[start of EXERCISE DATA]
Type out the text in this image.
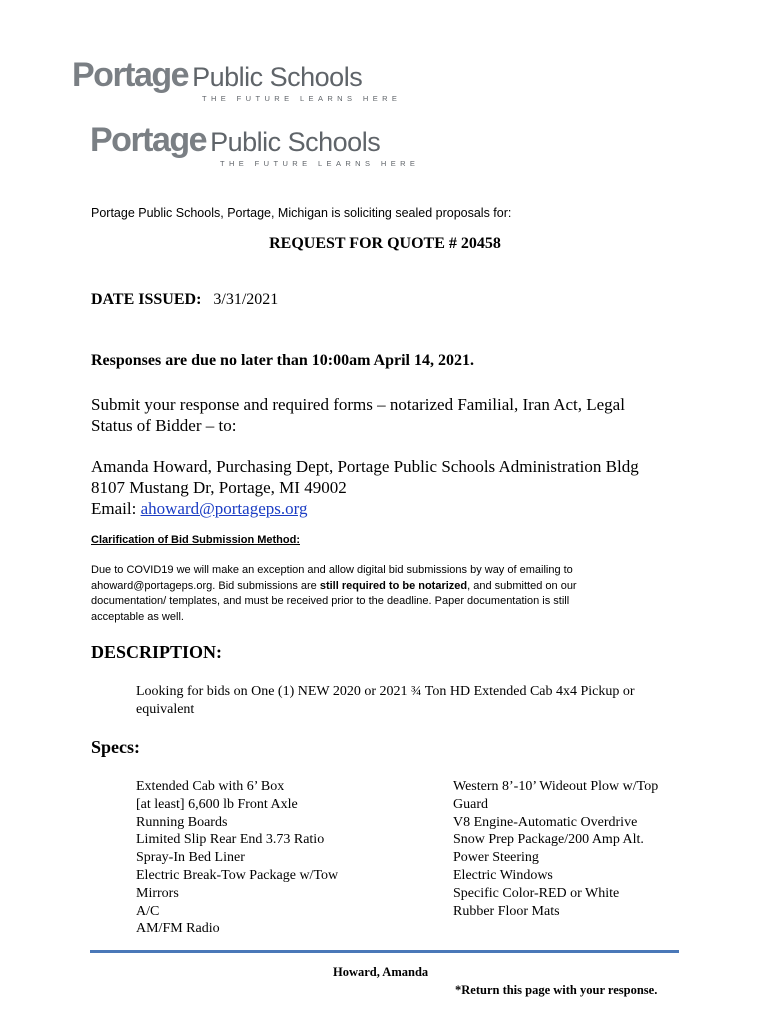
Portage Public Schools
THE FUTURE LEARNS HERE
Portage Public Schools
THE FUTURE LEARNS HERE
Portage Public Schools, Portage, Michigan is soliciting sealed proposals for:
REQUEST FOR QUOTE # 20458
DATE ISSUED: 3/31/2021
Responses are due no later than 10:00am April 14, 2021.
Submit your response and required forms – notarized Familial, Iran Act, Legal
Status of Bidder – to:
Amanda Howard, Purchasing Dept, Portage Public Schools Administration Bldg
8107 Mustang Dr, Portage, MI 49002
Email: ahoward@portageps.org
Clarification of Bid Submission Method:
Due to COVID19 we will make an exception and allow digital bid submissions by way of emailing to
ahoward@portageps.org. Bid submissions are still required to be notarized, and submitted on our
documentation/ templates, and must be received prior to the deadline. Paper documentation is still
acceptable as well.
DESCRIPTION:
Looking for bids on One (1) NEW 2020 or 2021 ¾ Ton HD Extended Cab 4x4 Pickup or
equivalent
Specs:
Extended Cab with 6’ Box
[at least] 6,600 lb Front Axle
Running Boards
Limited Slip Rear End 3.73 Ratio
Spray-In Bed Liner
Electric Break-Tow Package w/Tow
Mirrors
A/C
AM/FM Radio
Western 8’-10’ Wideout Plow w/Top
Guard
V8 Engine-Automatic Overdrive
Snow Prep Package/200 Amp Alt.
Power Steering
Electric Windows
Specific Color-RED or White
Rubber Floor Mats
Howard, Amanda
*Return this page with your response.
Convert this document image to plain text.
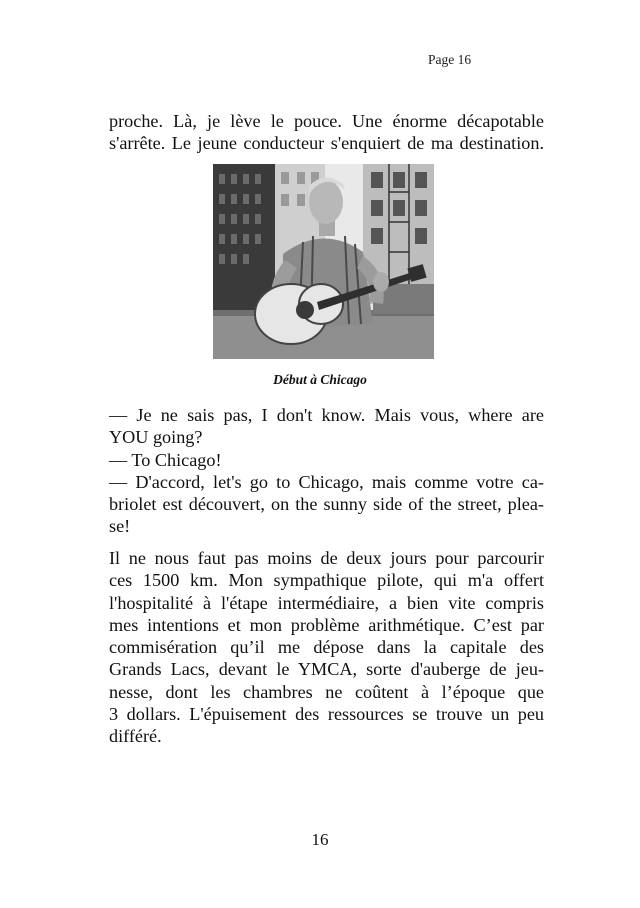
Page 16

proche. Là, je lève le pouce. Une énorme décapotable
s'arrête. Le jeune conducteur s'enquiert de ma destination.

Début à Chicago

— Je ne sais pas, I don't know. Mais vous, where are
YOU going?
— To Chicago!
— D'accord, let's go to Chicago, mais comme votre ca-
briolet est découvert, on the sunny side of the street, plea-
se!

Il ne nous faut pas moins de deux jours pour parcourir
ces 1500 km. Mon sympathique pilote, qui m'a offert
l'hospitalité à l'étape intermédiaire, a bien vite compris
mes intentions et mon problème arithmétique. C’est par
commisération qu’il me dépose dans la capitale des
Grands Lacs, devant le YMCA, sorte d'auberge de jeu-
nesse, dont les chambres ne coûtent à l’époque que
3 dollars. L'épuisement des ressources se trouve un peu
différé.

16
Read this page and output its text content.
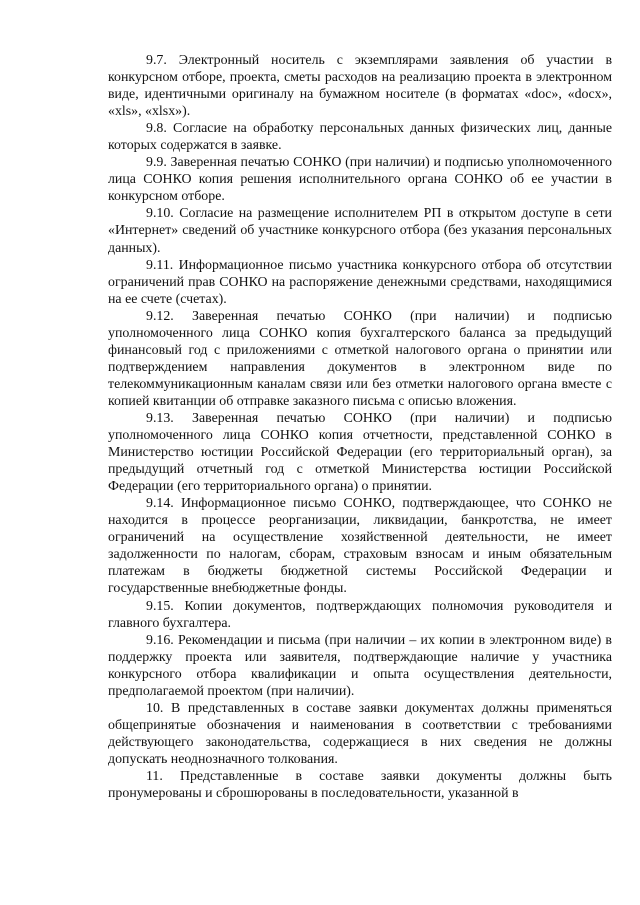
9.7. Электронный носитель с экземплярами заявления об участии в конкурсном отборе, проекта, сметы расходов на реализацию проекта в электронном виде, идентичными оригиналу на бумажном носителе (в форматах «doc», «docx», «xls», «xlsx»).

9.8. Согласие на обработку персональных данных физических лиц, данные которых содержатся в заявке.

9.9. Заверенная печатью СОНКО (при наличии) и подписью уполномоченного лица СОНКО копия решения исполнительного органа СОНКО об ее участии в конкурсном отборе.

9.10. Согласие на размещение исполнителем РП в открытом доступе в сети «Интернет» сведений об участнике конкурсного отбора (без указания персональных данных).

9.11. Информационное письмо участника конкурсного отбора об отсутствии ограничений прав СОНКО на распоряжение денежными средствами, находящимися на ее счете (счетах).

9.12. Заверенная печатью СОНКО (при наличии) и подписью уполномоченного лица СОНКО копия бухгалтерского баланса за предыдущий финансовый год с приложениями с отметкой налогового органа о принятии или подтверждением направления документов в электронном виде по телекоммуникационным каналам связи или без отметки налогового органа вместе с копией квитанции об отправке заказного письма с описью вложения.

9.13. Заверенная печатью СОНКО (при наличии) и подписью уполномоченного лица СОНКО копия отчетности, представленной СОНКО в Министерство юстиции Российской Федерации (его территориальный орган), за предыдущий отчетный год с отметкой Министерства юстиции Российской Федерации (его территориального органа) о принятии.

9.14. Информационное письмо СОНКО, подтверждающее, что СОНКО не находится в процессе реорганизации, ликвидации, банкротства, не имеет ограничений на осуществление хозяйственной деятельности, не имеет задолженности по налогам, сборам, страховым взносам и иным обязательным платежам в бюджеты бюджетной системы Российской Федерации и государственные внебюджетные фонды.

9.15. Копии документов, подтверждающих полномочия руководителя и главного бухгалтера.

9.16. Рекомендации и письма (при наличии – их копии в электронном виде) в поддержку проекта или заявителя, подтверждающие наличие у участника конкурсного отбора квалификации и опыта осуществления деятельности, предполагаемой проектом (при наличии).

10. В представленных в составе заявки документах должны применяться общепринятые обозначения и наименования в соответствии с требованиями действующего законодательства, содержащиеся в них сведения не должны допускать неоднозначного толкования.

11. Представленные в составе заявки документы должны быть пронумерованы и сброшюрованы в последовательности, указанной в
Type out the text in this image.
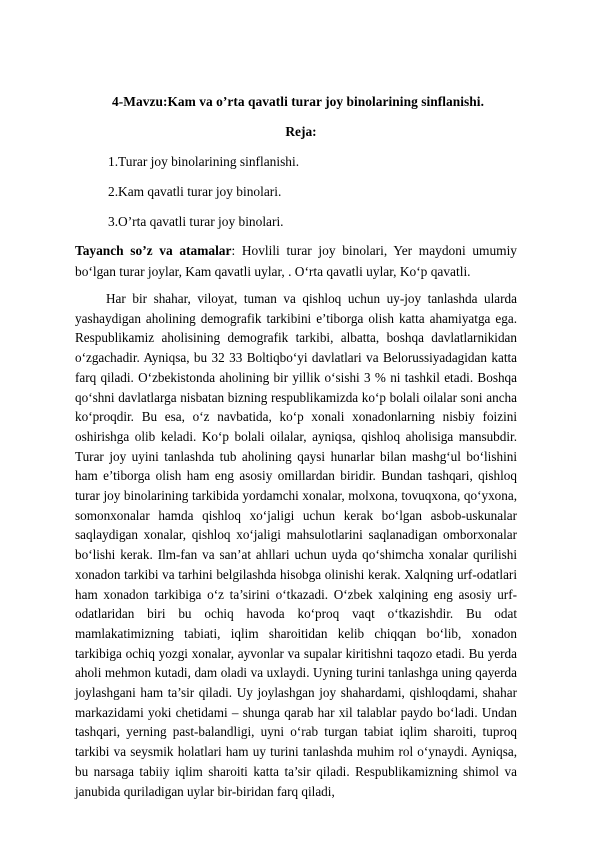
4-Mavzu:Kam va o’rta qavatli turar joy binolarining sinflanishi.
Reja:
1.Turar joy binolarining sinflanishi.
2.Kam qavatli turar joy binolari.
3.O’rta qavatli turar joy binolari.
Tayanch so’z va atamalar: Hovlili turar joy binolari, Yer maydoni umumiy bo‘lgan turar joylar, Kam qavatli uylar, . O‘rta qavatli uylar, Ko‘p qavatli.

Har bir shahar, viloyat, tuman va qishloq uchun uy-joy tanlashda ularda yashaydigan aholining demografik tarkibini e’tiborga olish katta ahamiyatga ega. Respublikamiz aholisining demografik tarkibi, albatta, boshqa davlatlarnikidan o‘zgachadir. Ayniqsa, bu 32 33 Boltiqbo‘yi davlatlari va Belorussiyadagidan katta farq qiladi. O‘zbekistonda aholining bir yillik o‘sishi 3 % ni tashkil etadi. Boshqa qo‘shni davlatlarga nisbatan bizning respublikamizda ko‘p bolali oilalar soni ancha ko‘proqdir. Bu esa, o‘z navbatida, ko‘p xonali xonadonlarning nisbiy foizini oshirishga olib keladi. Ko‘p bolali oilalar, ayniqsa, qishloq aholisiga mansubdir. Turar joy uyini tanlashda tub aholining qaysi hunarlar bilan mashg‘ul bo‘lishini ham e’tiborga olish ham eng asosiy omillardan biridir. Bundan tashqari, qishloq turar joy binolarining tarkibida yordamchi xonalar, molxona, tovuqxona, qo‘yxona, somonxonalar hamda qishloq xo‘jaligi uchun kerak bo‘lgan asbob-uskunalar saqlaydigan xonalar, qishloq xo‘jaligi mahsulotlarini saqlanadigan omborxonalar bo‘lishi kerak. Ilm-fan va san’at ahllari uchun uyda qo‘shimcha xonalar qurilishi xonadon tarkibi va tarhini belgilashda hisobga olinishi kerak. Xalqning urf-odatlari ham xonadon tarkibiga o‘z ta’sirini o‘tkazadi. O‘zbek xalqining eng asosiy urf-odatlaridan biri bu ochiq havoda ko‘proq vaqt o‘tkazishdir. Bu odat mamlakatimizning tabiati, iqlim sharoitidan kelib chiqqan bo‘lib, xonadon tarkibiga ochiq yozgi xonalar, ayvonlar va supalar kiritishni taqozo etadi. Bu yerda aholi mehmon kutadi, dam oladi va uxlaydi. Uyning turini tanlashga uning qayerda joylashgani ham ta’sir qiladi. Uy joylashgan joy shahardami, qishloqdami, shahar markazidami yoki chetidami – shunga qarab har xil talablar paydo bo‘ladi. Undan tashqari, yerning past-balandligi, uyni o‘rab turgan tabiat iqlim sharoiti, tuproq tarkibi va seysmik holatlari ham uy turini tanlashda muhim rol o‘ynaydi. Ayniqsa, bu narsaga tabiiy iqlim sharoiti katta ta’sir qiladi. Respublikamizning shimol va janubida quriladigan uylar bir-biridan farq qiladi,
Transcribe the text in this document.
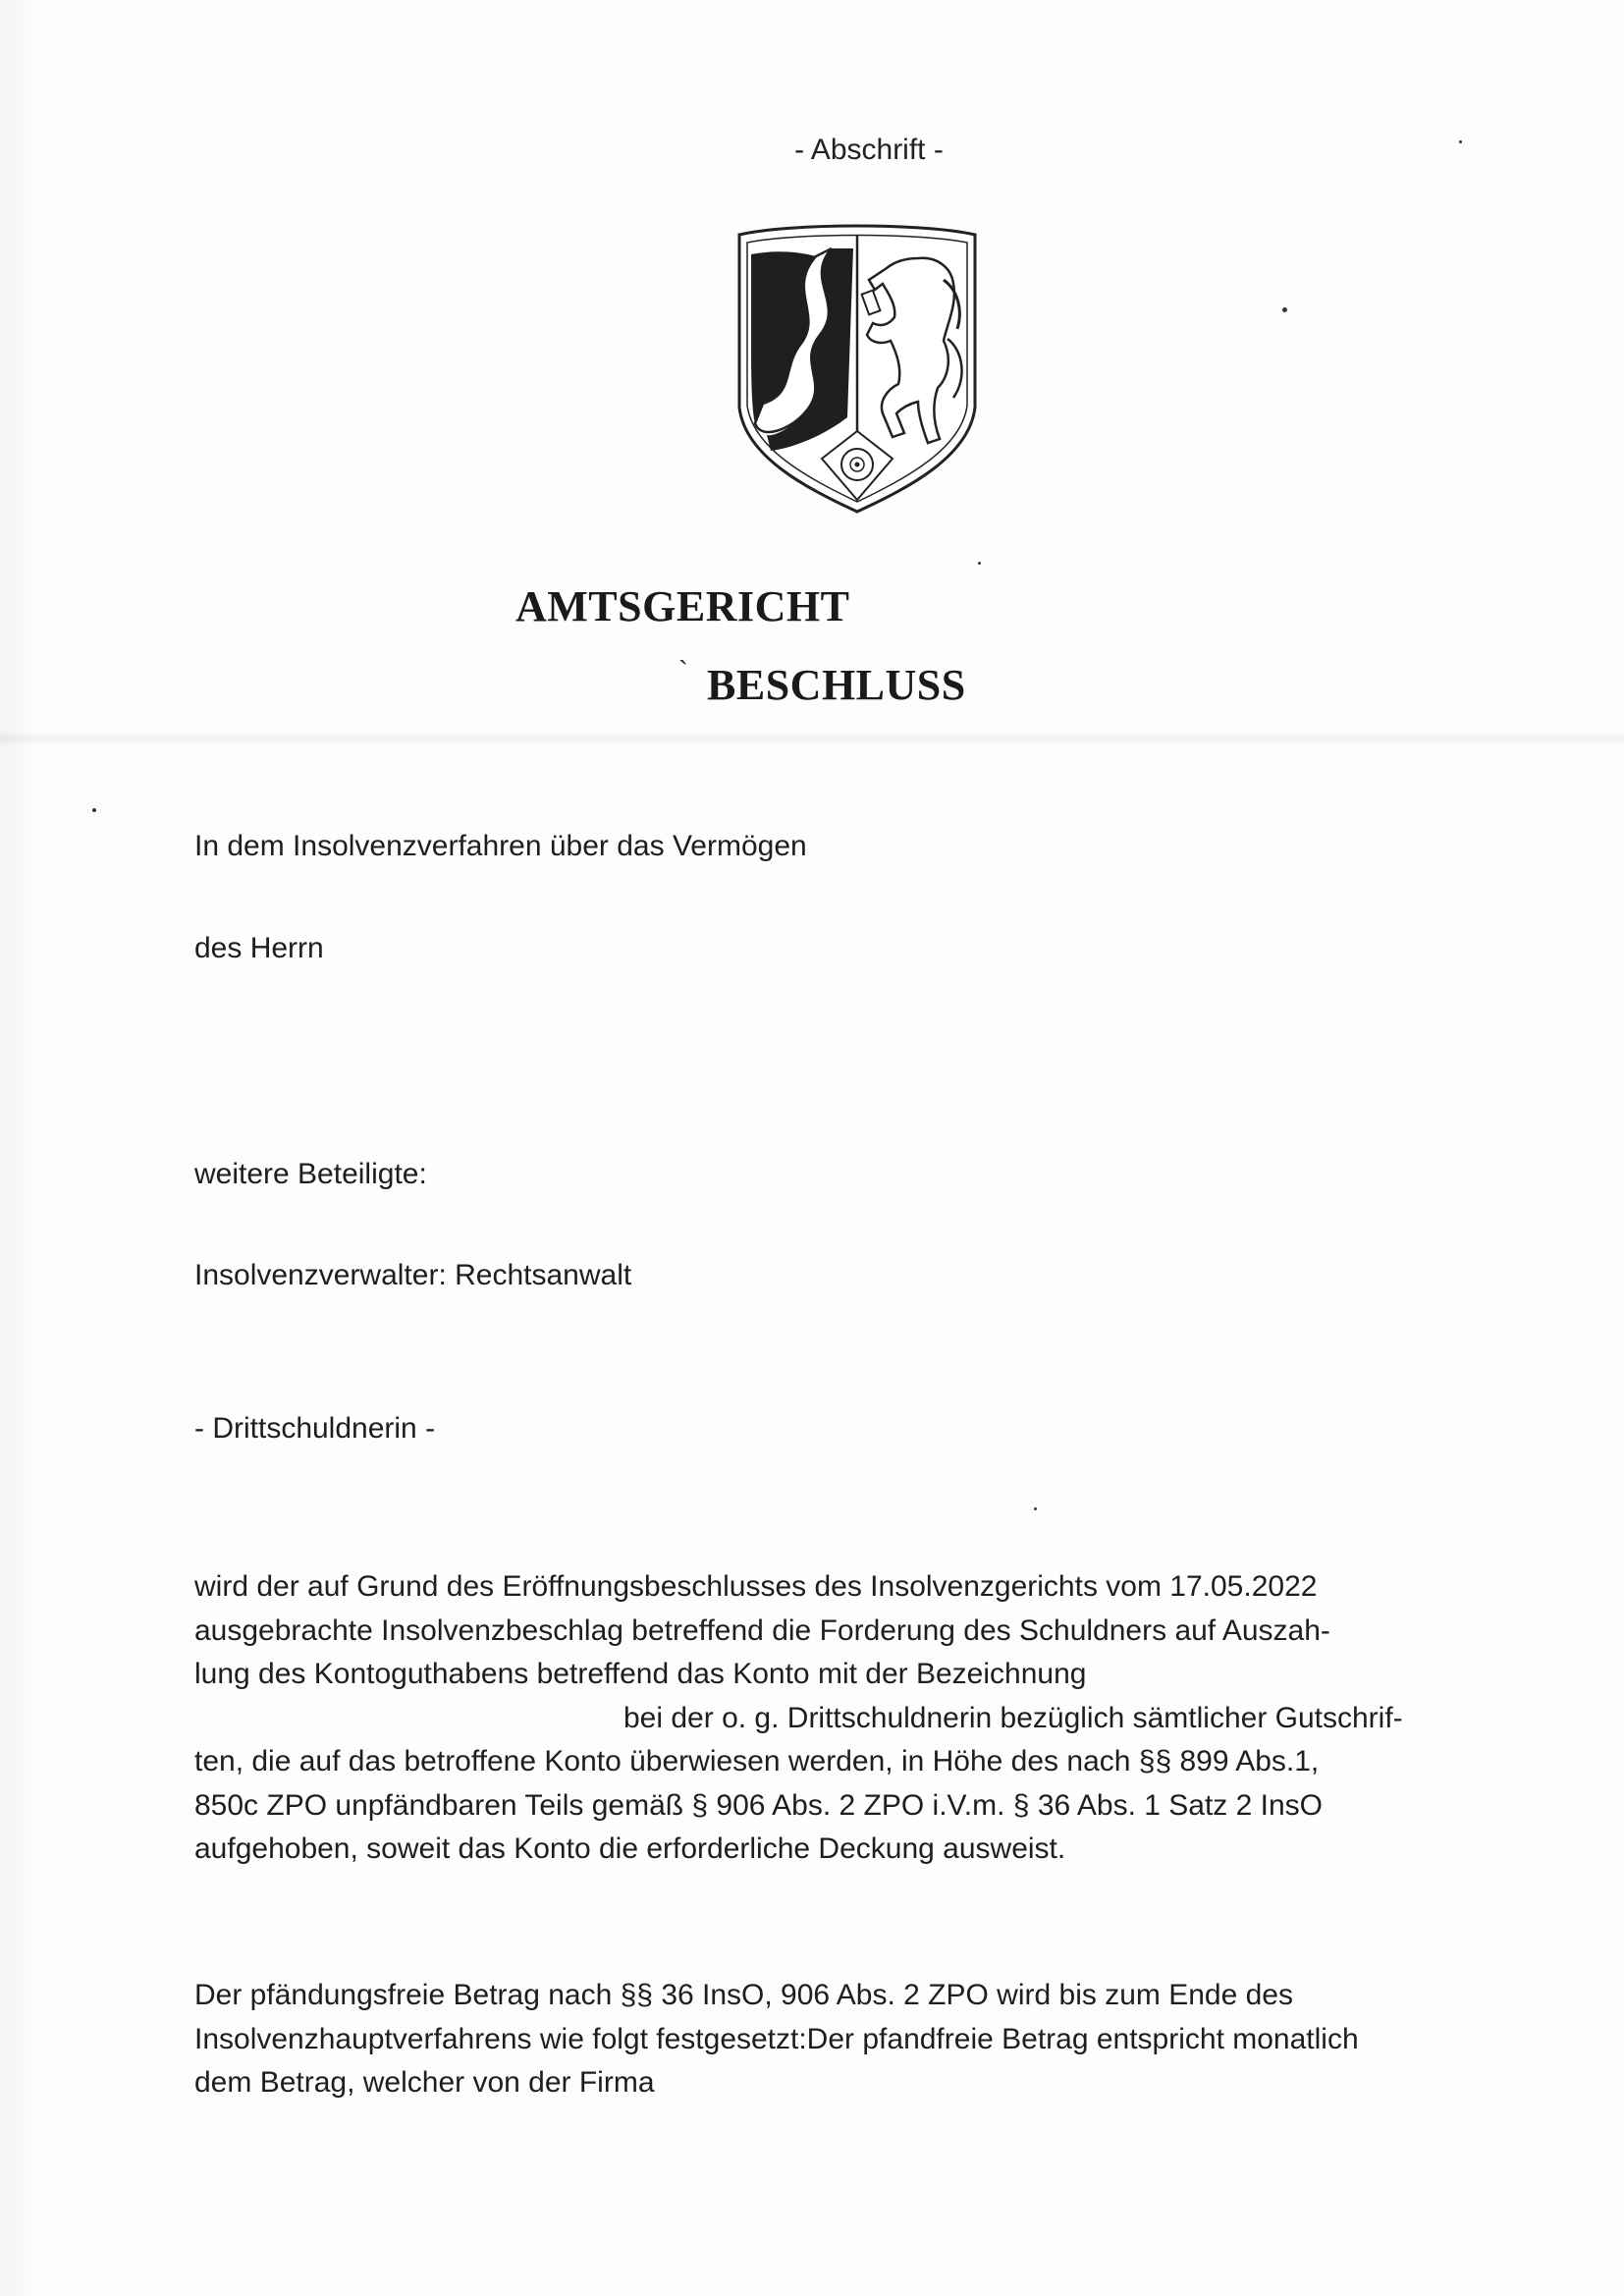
- Abschrift -
AMTSGERICHT
` BESCHLUSS
In dem Insolvenzverfahren über das Vermögen
des Herrn
weitere Beteiligte:
Insolvenzverwalter: Rechtsanwalt
- Drittschuldnerin -

wird der auf Grund des Eröffnungsbeschlusses des Insolvenzgerichts vom 17.05.2022

ausgebrachte Insolvenzbeschlag betreffend die Forderung des Schuldners auf Auszah-

lung des Kontoguthabens betreffend das Konto mit der Bezeichnung

bei der o. g. Drittschuldnerin bezüglich sämtlicher Gutschrif-

ten, die auf das betroffene Konto überwiesen werden, in Höhe des nach §§ 899 Abs.1,

850c ZPO unpfändbaren Teils gemäß § 906 Abs. 2 ZPO i.V.m. § 36 Abs. 1 Satz 2 InsO

aufgehoben, soweit das Konto die erforderliche Deckung ausweist.

Der pfändungsfreie Betrag nach §§ 36 InsO, 906 Abs. 2 ZPO wird bis zum Ende des

Insolvenzhauptverfahrens wie folgt festgesetzt:Der pfandfreie Betrag entspricht monatlich

dem Betrag, welcher von der Firma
[end of EXERCISE DATA]
EXERCISE DESCRIPTION
Retype, without any picture, exactly the lines from the one with "Transcribe the text in this document." through the end of the entries, inclusive.

EXERCISE RESPONSE
Transcribe the text in this document.
- Abschrift -
AMTSGERICHT
` BESCHLUSS
In dem Insolvenzverfahren über das Vermögen
des Herrn
weitere Beteiligte:
Insolvenzverwalter: Rechtsanwalt
- Drittschuldnerin -

wird der auf Grund des Eröffnungsbeschlusses des Insolvenzgerichts vom 17.05.2022

ausgebrachte Insolvenzbeschlag betreffend die Forderung des Schuldners auf Auszah-

lung des Kontoguthabens betreffend das Konto mit der Bezeichnung

bei der o. g. Drittschuldnerin bezüglich sämtlicher Gutschrif-

ten, die auf das betroffene Konto überwiesen werden, in Höhe des nach §§ 899 Abs.1,

850c ZPO unpfändbaren Teils gemäß § 906 Abs. 2 ZPO i.V.m. § 36 Abs. 1 Satz 2 InsO

aufgehoben, soweit das Konto die erforderliche Deckung ausweist.

Der pfändungsfreie Betrag nach §§ 36 InsO, 906 Abs. 2 ZPO wird bis zum Ende des

Insolvenzhauptverfahrens wie folgt festgesetzt:Der pfandfreie Betrag entspricht monatlich

dem Betrag, welcher von der Firma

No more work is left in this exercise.